#### Records shown
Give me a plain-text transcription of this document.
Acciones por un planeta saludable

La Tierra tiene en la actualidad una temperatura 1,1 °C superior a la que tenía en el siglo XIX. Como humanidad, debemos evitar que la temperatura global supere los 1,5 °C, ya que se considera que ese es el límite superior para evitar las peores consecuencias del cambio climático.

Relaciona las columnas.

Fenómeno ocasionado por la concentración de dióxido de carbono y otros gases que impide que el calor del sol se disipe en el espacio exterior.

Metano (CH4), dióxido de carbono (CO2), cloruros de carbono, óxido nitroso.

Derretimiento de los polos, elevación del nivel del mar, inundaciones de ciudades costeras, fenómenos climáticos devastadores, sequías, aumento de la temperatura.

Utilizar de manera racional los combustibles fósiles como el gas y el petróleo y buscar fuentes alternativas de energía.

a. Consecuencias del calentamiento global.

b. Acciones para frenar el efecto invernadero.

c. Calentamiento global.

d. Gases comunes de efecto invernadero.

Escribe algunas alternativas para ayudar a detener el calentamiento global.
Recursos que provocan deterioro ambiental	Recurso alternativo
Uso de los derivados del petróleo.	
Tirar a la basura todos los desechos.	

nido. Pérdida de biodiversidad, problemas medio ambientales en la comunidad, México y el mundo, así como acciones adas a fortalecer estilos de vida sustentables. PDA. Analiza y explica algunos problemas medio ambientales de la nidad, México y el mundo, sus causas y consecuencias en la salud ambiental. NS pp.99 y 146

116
########
- Given task
List all lines from the entries that include the word "efecto".

- Reply
b. Acciones para frenar el efecto invernadero.
d. Gases comunes de efecto invernadero.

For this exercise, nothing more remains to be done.